- WRITTEN REQUEST -
Search the data for the string "port" and extract every line where it appears.

- INFORMATION SUPPLIED -

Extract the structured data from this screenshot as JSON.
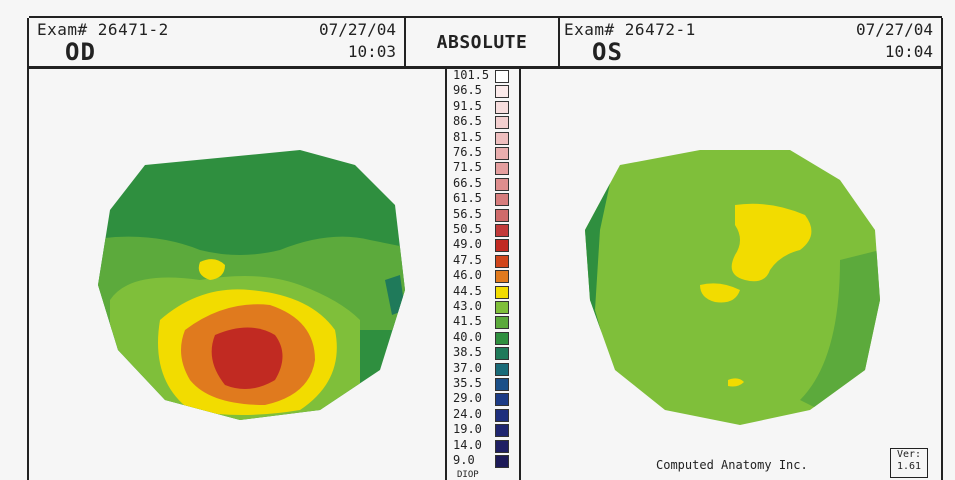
{
  "left": {
    "exam": "Exam# 26471-2",
    "date": "07/27/04",
    "time": "10:03",
    "eye": "OD"
  },
  "right": {
    "exam": "Exam# 26472-1",
    "date": "07/27/04",
    "time": "10:04",
    "eye": "OS"
  },
  "center_title": "ABSOLUTE",
  "scale": {
    "unit": "DIOP",
    "levels": [
      {
        "label": "101.5",
        "color": "#ffffff"
      },
      {
        "label": "96.5",
        "color": "#fbeaea"
      },
      {
        "label": "91.5",
        "color": "#f7dddd"
      },
      {
        "label": "86.5",
        "color": "#f3cfcf"
      },
      {
        "label": "81.5",
        "color": "#eebebe"
      },
      {
        "label": "76.5",
        "color": "#e9aeae"
      },
      {
        "label": "71.5",
        "color": "#e49e9e"
      },
      {
        "label": "66.5",
        "color": "#de8e8e"
      },
      {
        "label": "61.5",
        "color": "#d77d7d"
      },
      {
        "label": "56.5",
        "color": "#cf6b6b"
      },
      {
        "label": "50.5",
        "color": "#c23b3b"
      },
      {
        "label": "49.0",
        "color": "#c12a22"
      },
      {
        "label": "47.5",
        "color": "#d0461c"
      },
      {
        "label": "46.0",
        "color": "#e07a1e"
      },
      {
        "label": "44.5",
        "color": "#f2dc00"
      },
      {
        "label": "43.0",
        "color": "#7fbf3a"
      },
      {
        "label": "41.5",
        "color": "#5caa3c"
      },
      {
        "label": "40.0",
        "color": "#2f8f3f"
      },
      {
        "label": "38.5",
        "color": "#1f7a5a"
      },
      {
        "label": "37.0",
        "color": "#1a6b78"
      },
      {
        "label": "35.5",
        "color": "#1b4f88"
      },
      {
        "label": "29.0",
        "color": "#1d3c86"
      },
      {
        "label": "24.0",
        "color": "#1e2f7d"
      },
      {
        "label": "19.0",
        "color": "#1f2670"
      },
      {
        "label": "14.0",
        "color": "#1f1f63"
      },
      {
        "label": "9.0",
        "color": "#1d1a58"
      }
    ]
  },
  "footer": {
    "company": "Computed Anatomy Inc.",
    "ver_label": "Ver:",
    "ver_value": "1.61"
  }
}
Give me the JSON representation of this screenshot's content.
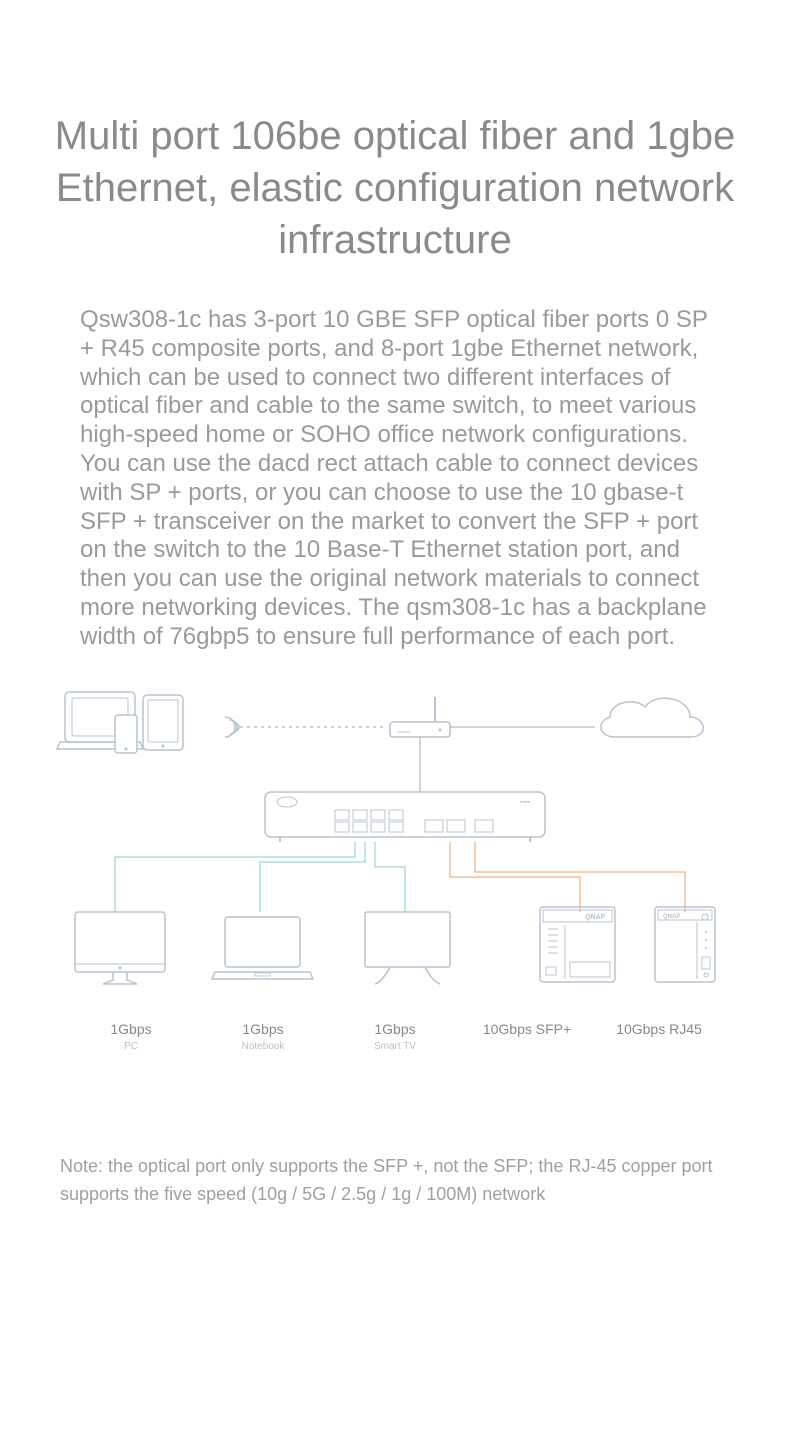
{
  "title": "Multi port 106be optical fiber and 1gbe Ethernet, elastic configuration network infrastructure",
  "body": "Qsw308-1c has 3-port 10 GBE SFP optical fiber ports 0 SP + R45 composite ports, and 8-port 1gbe Ethernet network, which can be used to connect two different interfaces of optical fiber and cable to the same switch, to meet various high-speed home or SOHO office network configurations. You can use the dacd rect attach cable to connect devices with SP + ports, or you can choose to use the 10 gbase-t SFP + transceiver on the market to convert the SFP + port on the switch to the 10 Base-T Ethernet station port, and then you can use the original network materials to connect more networking devices. The qsm308-1c has a backplane width of 76gbp5 to ensure full performance of each port.",
  "note": "Note: the optical port only supports the SFP +, not the SFP; the RJ-45 copper port supports the five speed (10g / 5G / 2.5g / 1g / 100M) network",
  "diagram": {
    "colors": {
      "outline": "#b8c4d0",
      "teal_line": "#7fcfcf",
      "orange_line": "#e8a060",
      "gray_line": "#aaaaaa",
      "fill": "#ffffff"
    },
    "stroke_width": 1.5,
    "devices": [
      {
        "speed": "1Gbps",
        "type": "PC"
      },
      {
        "speed": "1Gbps",
        "type": "Notebook"
      },
      {
        "speed": "1Gbps",
        "type": "Smart TV"
      },
      {
        "speed": "10Gbps SFP+",
        "type": ""
      },
      {
        "speed": "10Gbps RJ45",
        "type": ""
      }
    ],
    "brand_label": "QNAP"
  }
}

- EXERCISE ANSWER -
  "title": "Multi port 106be optical fiber and 1gbe Ethernet, elastic configuration network infrastructure",
  "body": "Qsw308-1c has 3-port 10 GBE SFP optical fiber ports 0 SP + R45 composite ports, and 8-port 1gbe Ethernet network, which can be used to connect two different interfaces of optical fiber and cable to the same switch, to meet various high-speed home or SOHO office network configurations. You can use the dacd rect attach cable to connect devices with SP + ports, or you can choose to use the 10 gbase-t SFP + transceiver on the market to convert the SFP + port on the switch to the 10 Base-T Ethernet station port, and then you can use the original network materials to connect more networking devices. The qsm308-1c has a backplane width of 76gbp5 to ensure full performance of each port.",
  "note": "Note: the optical port only supports the SFP +, not the SFP; the RJ-45 copper port supports the five speed (10g / 5G / 2.5g / 1g / 100M) network",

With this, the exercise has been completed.